Find the line that contains "What data populates" and print it and every line after it, exactly, please.

=== DATA ENTRIES ===

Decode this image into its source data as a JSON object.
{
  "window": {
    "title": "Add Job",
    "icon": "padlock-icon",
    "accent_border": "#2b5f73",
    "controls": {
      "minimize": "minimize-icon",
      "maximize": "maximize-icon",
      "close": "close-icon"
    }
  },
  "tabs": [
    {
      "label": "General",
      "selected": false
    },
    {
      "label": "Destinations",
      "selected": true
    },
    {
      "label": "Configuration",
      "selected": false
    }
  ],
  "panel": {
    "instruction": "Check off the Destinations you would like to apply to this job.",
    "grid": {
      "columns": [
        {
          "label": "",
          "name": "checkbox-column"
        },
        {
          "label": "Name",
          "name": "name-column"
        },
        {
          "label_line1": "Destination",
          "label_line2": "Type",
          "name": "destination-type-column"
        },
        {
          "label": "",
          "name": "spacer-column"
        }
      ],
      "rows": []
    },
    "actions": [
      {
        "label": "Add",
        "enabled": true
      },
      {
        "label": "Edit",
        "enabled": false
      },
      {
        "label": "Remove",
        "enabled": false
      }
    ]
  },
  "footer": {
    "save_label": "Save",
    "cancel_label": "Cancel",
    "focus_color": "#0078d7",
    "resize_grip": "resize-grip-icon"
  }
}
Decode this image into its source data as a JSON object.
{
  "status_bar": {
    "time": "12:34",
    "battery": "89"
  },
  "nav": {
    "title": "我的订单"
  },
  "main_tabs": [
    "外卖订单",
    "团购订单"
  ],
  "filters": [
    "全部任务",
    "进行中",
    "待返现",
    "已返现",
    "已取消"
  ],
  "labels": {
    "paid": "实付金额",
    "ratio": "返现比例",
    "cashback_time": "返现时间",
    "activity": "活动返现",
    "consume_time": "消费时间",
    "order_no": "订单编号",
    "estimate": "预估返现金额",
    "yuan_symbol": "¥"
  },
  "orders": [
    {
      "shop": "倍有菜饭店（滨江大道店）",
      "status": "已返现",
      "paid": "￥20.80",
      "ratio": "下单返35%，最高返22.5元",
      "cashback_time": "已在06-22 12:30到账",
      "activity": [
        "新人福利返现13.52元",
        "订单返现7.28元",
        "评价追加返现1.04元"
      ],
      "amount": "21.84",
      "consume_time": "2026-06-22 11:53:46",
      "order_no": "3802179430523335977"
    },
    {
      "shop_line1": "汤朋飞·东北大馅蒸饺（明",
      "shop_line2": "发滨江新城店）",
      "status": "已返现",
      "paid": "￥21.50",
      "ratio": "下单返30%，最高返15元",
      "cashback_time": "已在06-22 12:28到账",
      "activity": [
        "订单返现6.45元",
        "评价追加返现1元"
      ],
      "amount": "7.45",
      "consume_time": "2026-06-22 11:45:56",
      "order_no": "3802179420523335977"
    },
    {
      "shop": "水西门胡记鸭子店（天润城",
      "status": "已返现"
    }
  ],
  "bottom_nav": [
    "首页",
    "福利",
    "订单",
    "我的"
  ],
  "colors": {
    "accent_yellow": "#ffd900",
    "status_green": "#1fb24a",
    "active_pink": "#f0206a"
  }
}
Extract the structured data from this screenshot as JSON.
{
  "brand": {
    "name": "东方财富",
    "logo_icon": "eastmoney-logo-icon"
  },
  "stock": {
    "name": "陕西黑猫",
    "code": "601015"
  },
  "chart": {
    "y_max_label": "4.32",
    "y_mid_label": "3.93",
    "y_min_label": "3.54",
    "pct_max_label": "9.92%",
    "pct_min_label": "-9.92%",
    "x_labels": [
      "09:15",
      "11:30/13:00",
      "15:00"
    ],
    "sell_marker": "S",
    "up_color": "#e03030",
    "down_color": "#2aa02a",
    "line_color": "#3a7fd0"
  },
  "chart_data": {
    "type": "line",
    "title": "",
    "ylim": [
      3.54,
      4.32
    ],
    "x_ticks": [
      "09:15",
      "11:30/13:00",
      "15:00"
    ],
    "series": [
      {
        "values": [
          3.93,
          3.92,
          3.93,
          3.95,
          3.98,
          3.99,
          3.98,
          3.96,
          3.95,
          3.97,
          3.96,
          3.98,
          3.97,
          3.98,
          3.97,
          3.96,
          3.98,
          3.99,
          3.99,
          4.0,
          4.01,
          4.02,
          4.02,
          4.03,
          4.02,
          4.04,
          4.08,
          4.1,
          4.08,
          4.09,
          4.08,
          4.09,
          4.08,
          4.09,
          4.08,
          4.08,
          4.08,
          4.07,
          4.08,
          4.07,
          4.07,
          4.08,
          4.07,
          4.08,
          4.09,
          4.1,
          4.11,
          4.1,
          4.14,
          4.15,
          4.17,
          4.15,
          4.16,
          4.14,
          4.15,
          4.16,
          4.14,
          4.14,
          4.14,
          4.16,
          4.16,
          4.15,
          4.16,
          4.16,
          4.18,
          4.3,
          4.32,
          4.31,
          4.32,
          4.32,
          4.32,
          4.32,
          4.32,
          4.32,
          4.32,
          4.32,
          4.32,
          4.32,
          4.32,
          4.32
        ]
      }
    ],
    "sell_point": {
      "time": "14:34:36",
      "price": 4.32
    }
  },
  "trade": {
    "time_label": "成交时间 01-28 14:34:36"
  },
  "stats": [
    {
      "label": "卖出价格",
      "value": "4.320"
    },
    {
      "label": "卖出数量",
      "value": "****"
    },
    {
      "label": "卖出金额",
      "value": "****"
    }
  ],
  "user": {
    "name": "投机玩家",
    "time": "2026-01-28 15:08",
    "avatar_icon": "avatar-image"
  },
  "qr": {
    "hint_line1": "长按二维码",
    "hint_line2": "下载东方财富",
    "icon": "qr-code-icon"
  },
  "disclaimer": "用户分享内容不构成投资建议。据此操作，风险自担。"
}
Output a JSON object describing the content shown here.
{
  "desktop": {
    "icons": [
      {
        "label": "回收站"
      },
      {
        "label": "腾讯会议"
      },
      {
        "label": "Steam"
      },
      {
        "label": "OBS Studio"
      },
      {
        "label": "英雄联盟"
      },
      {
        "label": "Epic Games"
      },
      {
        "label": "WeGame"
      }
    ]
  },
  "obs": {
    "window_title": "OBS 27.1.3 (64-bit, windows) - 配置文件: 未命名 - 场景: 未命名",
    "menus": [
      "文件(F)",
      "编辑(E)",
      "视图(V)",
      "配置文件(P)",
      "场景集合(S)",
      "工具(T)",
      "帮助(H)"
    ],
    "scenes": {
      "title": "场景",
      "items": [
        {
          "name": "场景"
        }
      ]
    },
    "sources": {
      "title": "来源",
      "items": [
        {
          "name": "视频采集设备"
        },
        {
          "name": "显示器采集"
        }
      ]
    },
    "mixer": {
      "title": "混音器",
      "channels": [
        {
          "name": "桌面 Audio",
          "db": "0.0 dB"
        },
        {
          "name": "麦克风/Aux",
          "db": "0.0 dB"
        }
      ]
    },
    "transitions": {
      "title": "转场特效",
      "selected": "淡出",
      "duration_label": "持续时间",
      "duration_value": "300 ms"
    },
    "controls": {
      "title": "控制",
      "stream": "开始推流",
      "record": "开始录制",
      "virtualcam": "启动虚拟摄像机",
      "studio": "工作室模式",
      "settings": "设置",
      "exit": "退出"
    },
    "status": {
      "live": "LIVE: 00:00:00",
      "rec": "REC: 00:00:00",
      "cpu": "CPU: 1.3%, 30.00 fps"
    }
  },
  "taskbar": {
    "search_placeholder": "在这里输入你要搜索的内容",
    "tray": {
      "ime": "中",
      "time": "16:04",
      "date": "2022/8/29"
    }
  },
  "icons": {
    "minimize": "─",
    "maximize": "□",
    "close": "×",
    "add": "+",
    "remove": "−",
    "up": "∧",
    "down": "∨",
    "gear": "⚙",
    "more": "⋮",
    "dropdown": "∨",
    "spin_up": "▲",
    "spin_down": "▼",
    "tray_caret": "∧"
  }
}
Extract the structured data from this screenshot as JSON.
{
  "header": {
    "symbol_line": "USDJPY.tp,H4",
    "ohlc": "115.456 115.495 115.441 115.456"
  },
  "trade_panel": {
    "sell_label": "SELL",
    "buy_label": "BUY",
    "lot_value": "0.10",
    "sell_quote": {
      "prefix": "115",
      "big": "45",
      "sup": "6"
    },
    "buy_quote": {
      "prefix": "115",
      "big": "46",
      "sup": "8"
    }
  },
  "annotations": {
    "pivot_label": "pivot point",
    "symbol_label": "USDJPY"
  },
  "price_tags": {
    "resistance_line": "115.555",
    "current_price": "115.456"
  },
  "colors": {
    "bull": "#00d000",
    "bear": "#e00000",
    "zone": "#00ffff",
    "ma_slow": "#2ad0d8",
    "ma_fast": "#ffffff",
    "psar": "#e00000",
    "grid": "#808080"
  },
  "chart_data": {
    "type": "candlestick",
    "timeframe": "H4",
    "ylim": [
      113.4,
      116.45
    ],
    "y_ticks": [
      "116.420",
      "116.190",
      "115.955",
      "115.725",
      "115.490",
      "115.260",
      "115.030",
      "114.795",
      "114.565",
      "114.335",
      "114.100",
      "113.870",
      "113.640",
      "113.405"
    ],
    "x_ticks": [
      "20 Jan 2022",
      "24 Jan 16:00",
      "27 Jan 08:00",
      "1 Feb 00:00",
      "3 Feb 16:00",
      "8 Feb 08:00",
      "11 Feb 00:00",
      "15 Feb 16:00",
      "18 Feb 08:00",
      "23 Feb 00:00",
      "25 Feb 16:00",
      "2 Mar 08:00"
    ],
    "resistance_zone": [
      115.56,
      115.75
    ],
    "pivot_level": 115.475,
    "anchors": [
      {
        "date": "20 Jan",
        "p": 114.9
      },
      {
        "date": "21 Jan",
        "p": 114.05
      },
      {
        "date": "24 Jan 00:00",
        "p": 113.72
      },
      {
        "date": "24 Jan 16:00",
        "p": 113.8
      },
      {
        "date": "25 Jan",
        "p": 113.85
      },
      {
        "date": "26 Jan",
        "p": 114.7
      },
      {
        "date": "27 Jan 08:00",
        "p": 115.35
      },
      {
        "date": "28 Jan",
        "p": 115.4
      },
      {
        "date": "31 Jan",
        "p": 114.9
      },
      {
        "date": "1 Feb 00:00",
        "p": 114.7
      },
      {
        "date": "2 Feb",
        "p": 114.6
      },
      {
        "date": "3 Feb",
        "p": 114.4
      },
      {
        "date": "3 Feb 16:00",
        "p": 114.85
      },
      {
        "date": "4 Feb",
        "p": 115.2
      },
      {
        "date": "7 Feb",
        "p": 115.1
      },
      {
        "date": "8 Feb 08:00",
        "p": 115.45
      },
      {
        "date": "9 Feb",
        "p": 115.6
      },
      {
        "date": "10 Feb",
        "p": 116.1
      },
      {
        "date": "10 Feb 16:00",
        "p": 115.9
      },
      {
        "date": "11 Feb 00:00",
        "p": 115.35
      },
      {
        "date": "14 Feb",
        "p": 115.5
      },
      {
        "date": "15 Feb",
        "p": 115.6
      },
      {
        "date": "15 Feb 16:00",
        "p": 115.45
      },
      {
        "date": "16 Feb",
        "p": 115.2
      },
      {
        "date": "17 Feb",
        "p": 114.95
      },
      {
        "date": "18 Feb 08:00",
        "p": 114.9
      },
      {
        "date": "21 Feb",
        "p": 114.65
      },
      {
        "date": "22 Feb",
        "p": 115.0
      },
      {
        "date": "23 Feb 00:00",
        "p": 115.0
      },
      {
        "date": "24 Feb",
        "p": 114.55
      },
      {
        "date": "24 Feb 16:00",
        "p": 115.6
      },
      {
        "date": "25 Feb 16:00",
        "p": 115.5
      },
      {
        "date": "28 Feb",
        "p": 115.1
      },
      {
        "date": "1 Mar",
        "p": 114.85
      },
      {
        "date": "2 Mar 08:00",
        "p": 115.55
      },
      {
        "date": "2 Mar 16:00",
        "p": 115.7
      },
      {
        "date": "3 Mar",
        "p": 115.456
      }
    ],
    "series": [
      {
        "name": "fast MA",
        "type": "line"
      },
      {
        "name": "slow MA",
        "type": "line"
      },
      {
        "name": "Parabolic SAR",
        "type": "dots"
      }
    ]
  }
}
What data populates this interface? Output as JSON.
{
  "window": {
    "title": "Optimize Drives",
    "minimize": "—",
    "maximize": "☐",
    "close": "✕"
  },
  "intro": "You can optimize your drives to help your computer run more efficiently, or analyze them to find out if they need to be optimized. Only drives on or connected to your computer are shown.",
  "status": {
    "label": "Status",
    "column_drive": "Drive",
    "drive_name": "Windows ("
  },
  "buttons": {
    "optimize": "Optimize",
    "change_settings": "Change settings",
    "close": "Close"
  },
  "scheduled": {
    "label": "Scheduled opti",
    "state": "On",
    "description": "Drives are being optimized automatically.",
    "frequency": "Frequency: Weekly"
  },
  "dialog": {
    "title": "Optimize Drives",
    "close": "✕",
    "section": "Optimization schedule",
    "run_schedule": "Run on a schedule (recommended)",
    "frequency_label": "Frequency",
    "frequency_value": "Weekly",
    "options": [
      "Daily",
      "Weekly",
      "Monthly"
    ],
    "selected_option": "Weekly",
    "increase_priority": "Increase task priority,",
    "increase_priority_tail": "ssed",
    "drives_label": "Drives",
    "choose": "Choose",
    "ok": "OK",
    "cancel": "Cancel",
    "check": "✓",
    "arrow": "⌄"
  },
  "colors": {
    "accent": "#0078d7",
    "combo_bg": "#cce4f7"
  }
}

===

ANSWER IN FULL:
What data populates this interface? Output as JSON.
{
  "window": {
    "title": "Optimize Drives",
    "minimize": "—",
    "maximize": "☐",
    "close": "✕"
  },
  "intro": "You can optimize your drives to help your computer run more efficiently, or analyze them to find out if they need to be optimized. Only drives on or connected to your computer are shown.",
  "status": {
    "label": "Status",
    "column_drive": "Drive",
    "drive_name": "Windows ("
  },
  "buttons": {
    "optimize": "Optimize",
    "change_settings": "Change settings",
    "close": "Close"
  },
  "scheduled": {
    "label": "Scheduled opti",
    "state": "On",
    "description": "Drives are being optimized automatically.",
    "frequency": "Frequency: Weekly"
  },
  "dialog": {
    "title": "Optimize Drives",
    "close": "✕",
    "section": "Optimization schedule",
    "run_schedule": "Run on a schedule (recommended)",
    "frequency_label": "Frequency",
    "frequency_value": "Weekly",
    "options": [
      "Daily",
      "Weekly",
      "Monthly"
    ],
    "selected_option": "Weekly",
    "increase_priority": "Increase task priority,",
    "increase_priority_tail": "ssed",
    "drives_label": "Drives",
    "choose": "Choose",
    "ok": "OK",
    "cancel": "Cancel",
    "check": "✓",
    "arrow": "⌄"
  },
  "colors": {
    "accent": "#0078d7",
    "combo_bg": "#cce4f7"
  }
}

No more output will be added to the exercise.